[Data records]
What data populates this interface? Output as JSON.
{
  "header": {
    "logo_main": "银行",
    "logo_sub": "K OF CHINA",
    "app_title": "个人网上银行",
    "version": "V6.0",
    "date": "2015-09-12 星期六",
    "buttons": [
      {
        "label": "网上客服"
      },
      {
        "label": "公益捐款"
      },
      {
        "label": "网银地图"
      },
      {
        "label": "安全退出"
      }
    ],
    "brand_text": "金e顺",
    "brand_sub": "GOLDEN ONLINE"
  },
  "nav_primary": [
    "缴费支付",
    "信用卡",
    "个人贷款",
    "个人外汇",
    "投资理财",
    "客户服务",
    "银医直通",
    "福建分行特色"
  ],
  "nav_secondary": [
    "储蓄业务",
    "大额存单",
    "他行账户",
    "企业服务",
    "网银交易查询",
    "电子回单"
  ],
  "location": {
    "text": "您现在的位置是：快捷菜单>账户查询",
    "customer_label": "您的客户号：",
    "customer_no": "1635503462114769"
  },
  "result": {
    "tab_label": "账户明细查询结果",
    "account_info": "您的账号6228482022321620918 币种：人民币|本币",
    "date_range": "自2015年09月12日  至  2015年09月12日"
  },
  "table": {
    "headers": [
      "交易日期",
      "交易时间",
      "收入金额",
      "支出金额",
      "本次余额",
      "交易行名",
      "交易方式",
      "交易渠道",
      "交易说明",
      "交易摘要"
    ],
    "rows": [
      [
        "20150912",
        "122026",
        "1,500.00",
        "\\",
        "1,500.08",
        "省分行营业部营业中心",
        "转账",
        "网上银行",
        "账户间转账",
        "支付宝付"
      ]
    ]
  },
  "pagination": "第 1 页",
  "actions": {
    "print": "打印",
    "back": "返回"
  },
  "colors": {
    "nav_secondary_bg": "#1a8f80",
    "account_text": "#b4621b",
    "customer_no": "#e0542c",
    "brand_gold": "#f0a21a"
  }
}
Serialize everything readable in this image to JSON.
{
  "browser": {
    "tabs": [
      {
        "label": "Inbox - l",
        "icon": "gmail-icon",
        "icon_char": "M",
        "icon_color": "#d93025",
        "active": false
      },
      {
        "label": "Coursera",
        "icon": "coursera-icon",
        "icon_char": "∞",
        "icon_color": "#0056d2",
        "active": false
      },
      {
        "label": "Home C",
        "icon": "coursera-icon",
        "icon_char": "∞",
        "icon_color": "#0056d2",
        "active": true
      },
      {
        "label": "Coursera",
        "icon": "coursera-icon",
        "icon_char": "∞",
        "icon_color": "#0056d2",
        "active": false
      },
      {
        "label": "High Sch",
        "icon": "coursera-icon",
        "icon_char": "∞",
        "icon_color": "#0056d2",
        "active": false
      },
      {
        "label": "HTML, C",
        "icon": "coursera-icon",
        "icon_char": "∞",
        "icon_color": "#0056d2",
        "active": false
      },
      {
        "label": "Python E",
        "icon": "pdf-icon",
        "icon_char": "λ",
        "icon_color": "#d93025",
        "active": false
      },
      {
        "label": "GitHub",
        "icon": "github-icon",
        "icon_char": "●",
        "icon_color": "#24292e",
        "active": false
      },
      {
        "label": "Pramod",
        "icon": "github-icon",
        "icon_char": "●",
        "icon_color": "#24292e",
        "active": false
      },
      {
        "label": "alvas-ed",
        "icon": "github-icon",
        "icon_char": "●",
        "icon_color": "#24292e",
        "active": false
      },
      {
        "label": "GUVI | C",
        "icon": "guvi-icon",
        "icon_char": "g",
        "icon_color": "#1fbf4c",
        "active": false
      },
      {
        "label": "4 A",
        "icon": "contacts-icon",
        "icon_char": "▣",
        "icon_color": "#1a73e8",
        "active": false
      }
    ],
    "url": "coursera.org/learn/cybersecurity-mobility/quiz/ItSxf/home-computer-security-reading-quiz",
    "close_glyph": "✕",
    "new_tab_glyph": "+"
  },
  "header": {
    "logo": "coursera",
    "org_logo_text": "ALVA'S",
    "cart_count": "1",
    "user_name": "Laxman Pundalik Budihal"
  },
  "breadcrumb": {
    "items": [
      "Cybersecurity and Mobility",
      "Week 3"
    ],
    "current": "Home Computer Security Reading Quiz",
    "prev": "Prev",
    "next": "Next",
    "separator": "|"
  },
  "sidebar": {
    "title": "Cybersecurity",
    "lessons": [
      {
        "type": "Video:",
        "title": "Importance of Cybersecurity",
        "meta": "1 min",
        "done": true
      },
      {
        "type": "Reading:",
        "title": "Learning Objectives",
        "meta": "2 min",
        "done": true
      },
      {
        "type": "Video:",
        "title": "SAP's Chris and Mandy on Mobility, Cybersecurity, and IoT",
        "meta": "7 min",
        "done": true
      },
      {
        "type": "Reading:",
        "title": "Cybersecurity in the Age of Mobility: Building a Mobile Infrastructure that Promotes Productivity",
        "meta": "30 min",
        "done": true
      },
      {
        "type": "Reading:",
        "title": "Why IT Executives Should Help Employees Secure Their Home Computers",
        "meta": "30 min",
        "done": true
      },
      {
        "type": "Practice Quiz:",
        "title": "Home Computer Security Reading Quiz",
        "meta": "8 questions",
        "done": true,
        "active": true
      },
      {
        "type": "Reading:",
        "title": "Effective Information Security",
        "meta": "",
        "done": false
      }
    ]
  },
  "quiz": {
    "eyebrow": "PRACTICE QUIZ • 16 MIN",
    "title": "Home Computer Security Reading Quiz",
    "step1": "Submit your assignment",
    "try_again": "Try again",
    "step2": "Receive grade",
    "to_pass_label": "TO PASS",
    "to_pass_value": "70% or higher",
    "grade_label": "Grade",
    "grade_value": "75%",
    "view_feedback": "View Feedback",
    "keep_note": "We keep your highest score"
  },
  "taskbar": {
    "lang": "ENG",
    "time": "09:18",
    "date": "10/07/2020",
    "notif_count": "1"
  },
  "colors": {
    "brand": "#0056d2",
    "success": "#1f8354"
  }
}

---

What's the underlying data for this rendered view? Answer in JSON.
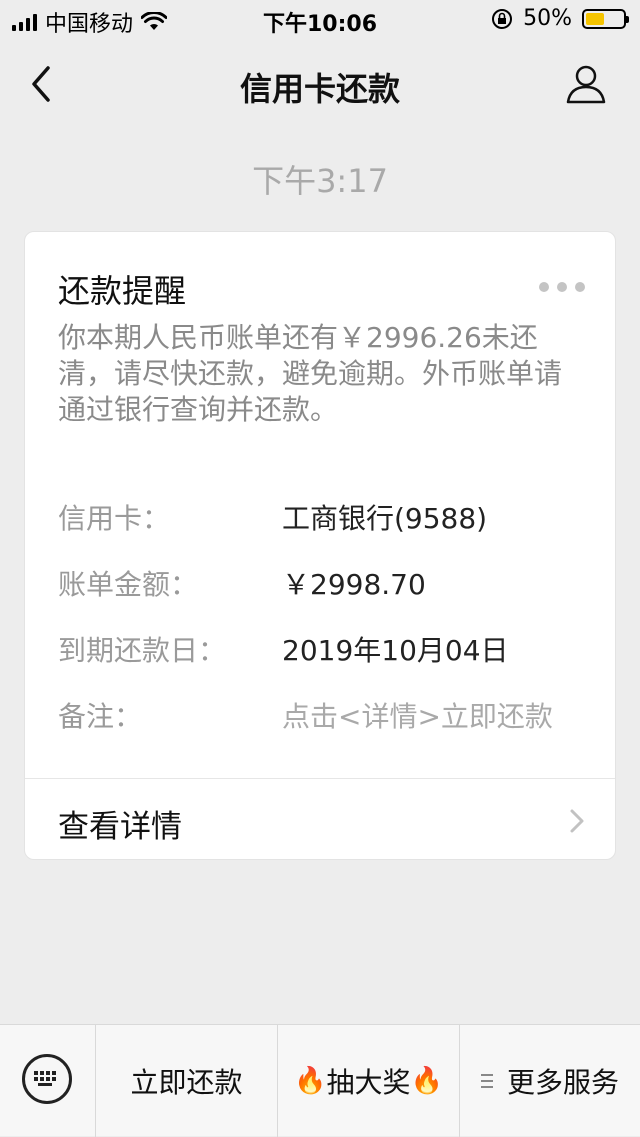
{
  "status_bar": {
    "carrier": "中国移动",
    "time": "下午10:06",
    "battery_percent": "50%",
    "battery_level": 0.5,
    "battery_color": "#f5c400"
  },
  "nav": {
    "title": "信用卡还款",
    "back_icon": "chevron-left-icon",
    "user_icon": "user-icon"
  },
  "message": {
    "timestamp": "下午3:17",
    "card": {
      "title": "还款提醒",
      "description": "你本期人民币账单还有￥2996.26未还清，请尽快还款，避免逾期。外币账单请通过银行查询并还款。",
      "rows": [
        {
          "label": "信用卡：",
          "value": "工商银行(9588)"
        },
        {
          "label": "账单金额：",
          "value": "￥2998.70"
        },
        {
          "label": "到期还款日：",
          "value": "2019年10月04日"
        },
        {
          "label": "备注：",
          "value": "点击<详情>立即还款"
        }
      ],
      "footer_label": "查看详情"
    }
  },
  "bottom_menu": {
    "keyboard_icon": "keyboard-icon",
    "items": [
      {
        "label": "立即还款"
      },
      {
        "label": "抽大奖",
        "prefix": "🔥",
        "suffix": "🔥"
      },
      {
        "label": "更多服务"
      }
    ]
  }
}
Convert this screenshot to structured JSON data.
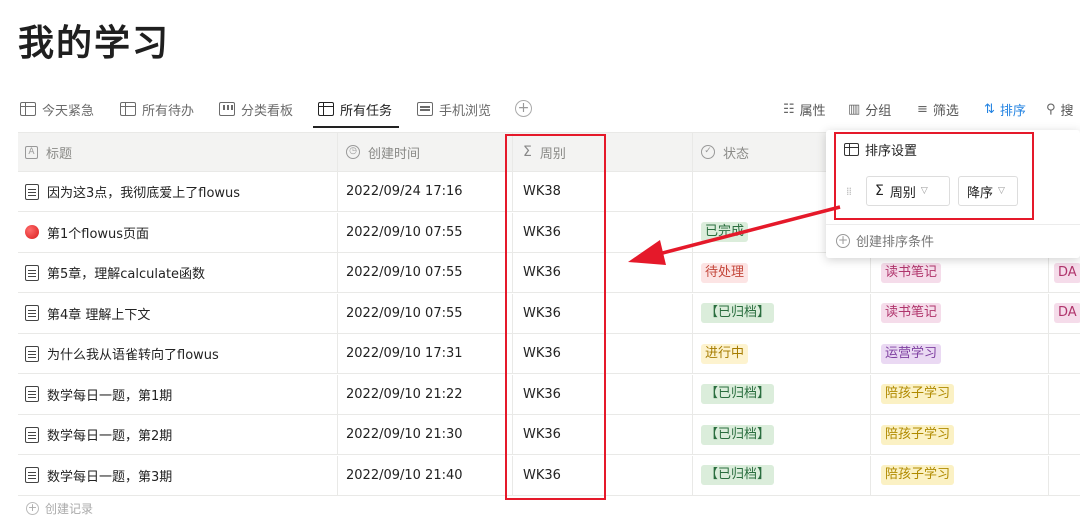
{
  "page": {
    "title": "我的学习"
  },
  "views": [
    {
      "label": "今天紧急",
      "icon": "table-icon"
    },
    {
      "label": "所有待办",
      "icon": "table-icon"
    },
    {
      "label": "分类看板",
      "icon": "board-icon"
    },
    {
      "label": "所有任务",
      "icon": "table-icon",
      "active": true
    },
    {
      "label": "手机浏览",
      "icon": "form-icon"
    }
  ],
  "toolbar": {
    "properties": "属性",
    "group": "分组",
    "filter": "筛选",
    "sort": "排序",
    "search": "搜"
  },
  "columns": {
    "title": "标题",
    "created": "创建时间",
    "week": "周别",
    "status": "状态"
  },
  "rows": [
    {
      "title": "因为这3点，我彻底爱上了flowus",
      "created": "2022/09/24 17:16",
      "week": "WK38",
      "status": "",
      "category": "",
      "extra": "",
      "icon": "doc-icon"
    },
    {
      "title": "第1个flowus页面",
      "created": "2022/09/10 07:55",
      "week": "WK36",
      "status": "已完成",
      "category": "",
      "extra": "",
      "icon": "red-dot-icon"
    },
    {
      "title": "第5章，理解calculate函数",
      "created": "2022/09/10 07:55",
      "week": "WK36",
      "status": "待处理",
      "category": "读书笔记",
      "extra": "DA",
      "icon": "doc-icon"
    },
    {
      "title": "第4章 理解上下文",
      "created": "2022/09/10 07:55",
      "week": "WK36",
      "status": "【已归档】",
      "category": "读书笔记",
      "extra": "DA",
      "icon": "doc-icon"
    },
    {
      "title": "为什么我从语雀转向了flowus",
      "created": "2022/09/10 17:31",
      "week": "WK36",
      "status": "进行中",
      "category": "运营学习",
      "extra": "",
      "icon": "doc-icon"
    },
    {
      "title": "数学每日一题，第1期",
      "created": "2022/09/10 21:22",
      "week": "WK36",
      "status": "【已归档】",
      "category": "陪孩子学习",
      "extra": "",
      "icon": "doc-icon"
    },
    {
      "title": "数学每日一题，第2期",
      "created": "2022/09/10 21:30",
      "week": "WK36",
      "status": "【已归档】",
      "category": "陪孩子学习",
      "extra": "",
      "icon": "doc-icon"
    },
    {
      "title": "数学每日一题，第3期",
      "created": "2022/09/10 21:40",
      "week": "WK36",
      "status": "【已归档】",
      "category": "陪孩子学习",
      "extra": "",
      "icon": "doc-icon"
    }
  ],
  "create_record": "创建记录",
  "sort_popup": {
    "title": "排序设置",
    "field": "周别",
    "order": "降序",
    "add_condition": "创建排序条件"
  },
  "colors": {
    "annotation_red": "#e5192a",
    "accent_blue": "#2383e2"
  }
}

...

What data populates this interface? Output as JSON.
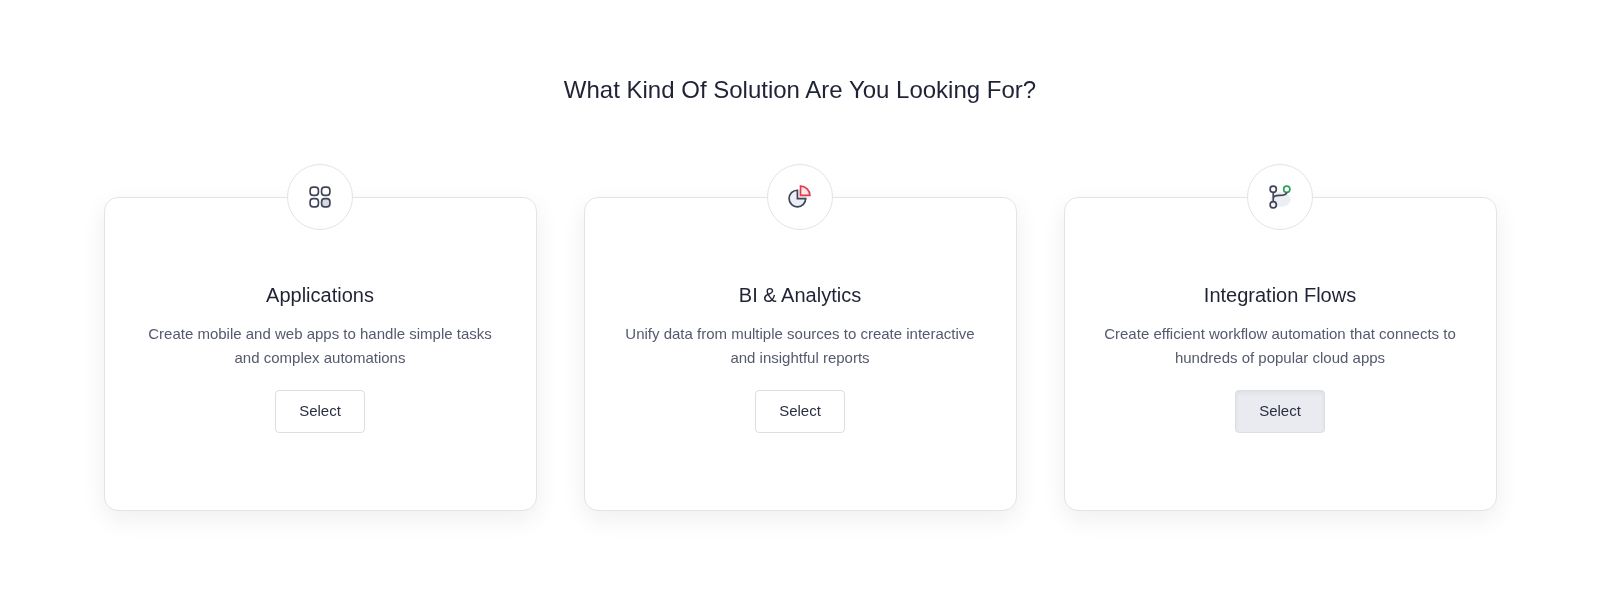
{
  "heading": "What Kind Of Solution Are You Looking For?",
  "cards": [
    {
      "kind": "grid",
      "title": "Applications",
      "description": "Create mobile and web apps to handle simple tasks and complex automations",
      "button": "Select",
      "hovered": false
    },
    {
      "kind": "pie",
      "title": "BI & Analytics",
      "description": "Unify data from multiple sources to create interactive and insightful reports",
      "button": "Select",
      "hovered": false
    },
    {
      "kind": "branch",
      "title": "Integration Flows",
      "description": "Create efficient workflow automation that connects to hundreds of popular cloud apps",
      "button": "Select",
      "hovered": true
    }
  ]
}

→ Written problem: Find all lines where the word "数学每日一题" appears. Copy them.

→ Answer to this problem:
      "title": "数学每日一题，第1期",
      "title": "数学每日一题，第2期",
      "title": "数学每日一题，第3期",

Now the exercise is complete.